# To be done
Output the records. Match them exactly.

# Excerpted records
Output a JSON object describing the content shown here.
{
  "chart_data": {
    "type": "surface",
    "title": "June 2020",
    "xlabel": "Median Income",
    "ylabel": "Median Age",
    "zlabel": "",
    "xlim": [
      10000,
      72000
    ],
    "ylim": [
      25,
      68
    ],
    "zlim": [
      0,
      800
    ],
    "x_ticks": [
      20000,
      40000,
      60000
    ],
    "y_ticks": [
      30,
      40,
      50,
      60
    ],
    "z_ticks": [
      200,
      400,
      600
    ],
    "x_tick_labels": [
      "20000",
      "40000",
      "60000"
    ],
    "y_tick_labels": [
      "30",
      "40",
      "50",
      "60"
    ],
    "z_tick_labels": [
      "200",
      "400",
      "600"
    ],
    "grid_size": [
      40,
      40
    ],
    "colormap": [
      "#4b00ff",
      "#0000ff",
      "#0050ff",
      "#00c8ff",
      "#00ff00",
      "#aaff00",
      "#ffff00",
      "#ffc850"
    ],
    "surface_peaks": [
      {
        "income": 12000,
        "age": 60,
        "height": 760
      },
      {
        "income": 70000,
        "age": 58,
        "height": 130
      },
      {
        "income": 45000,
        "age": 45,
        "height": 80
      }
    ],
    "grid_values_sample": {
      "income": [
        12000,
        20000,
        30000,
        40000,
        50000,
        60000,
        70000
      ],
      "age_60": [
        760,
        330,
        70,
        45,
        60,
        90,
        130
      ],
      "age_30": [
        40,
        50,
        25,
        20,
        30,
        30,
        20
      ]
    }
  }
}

# Written answer
Output a JSON object describing the content shown here.
{
  "chart_data": {
    "type": "surface",
    "title": "June 2020",
    "xlabel": "Median Income",
    "ylabel": "Median Age",
    "zlabel": "",
    "xlim": [
      10000,
      72000
    ],
    "ylim": [
      25,
      68
    ],
    "zlim": [
      0,
      800
    ],
    "x_ticks": [
      20000,
      40000,
      60000
    ],
    "y_ticks": [
      30,
      40,
      50,
      60
    ],
    "z_ticks": [
      200,
      400,
      600
    ],
    "x_tick_labels": [
      "20000",
      "40000",
      "60000"
    ],
    "y_tick_labels": [
      "30",
      "40",
      "50",
      "60"
    ],
    "z_tick_labels": [
      "200",
      "400",
      "600"
    ],
    "grid_size": [
      40,
      40
    ],
    "colormap": [
      "#4b00ff",
      "#0000ff",
      "#0050ff",
      "#00c8ff",
      "#00ff00",
      "#aaff00",
      "#ffff00",
      "#ffc850"
    ],
    "surface_peaks": [
      {
        "income": 12000,
        "age": 60,
        "height": 760
      },
      {
        "income": 70000,
        "age": 58,
        "height": 130
      },
      {
        "income": 45000,
        "age": 45,
        "height": 80
      }
    ],
    "grid_values_sample": {
      "income": [
        12000,
        20000,
        30000,
        40000,
        50000,
        60000,
        70000
      ],
      "age_60": [
        760,
        330,
        70,
        45,
        60,
        90,
        130
      ],
      "age_30": [
        40,
        50,
        25,
        20,
        30,
        30,
        20
      ]
    }
  }
}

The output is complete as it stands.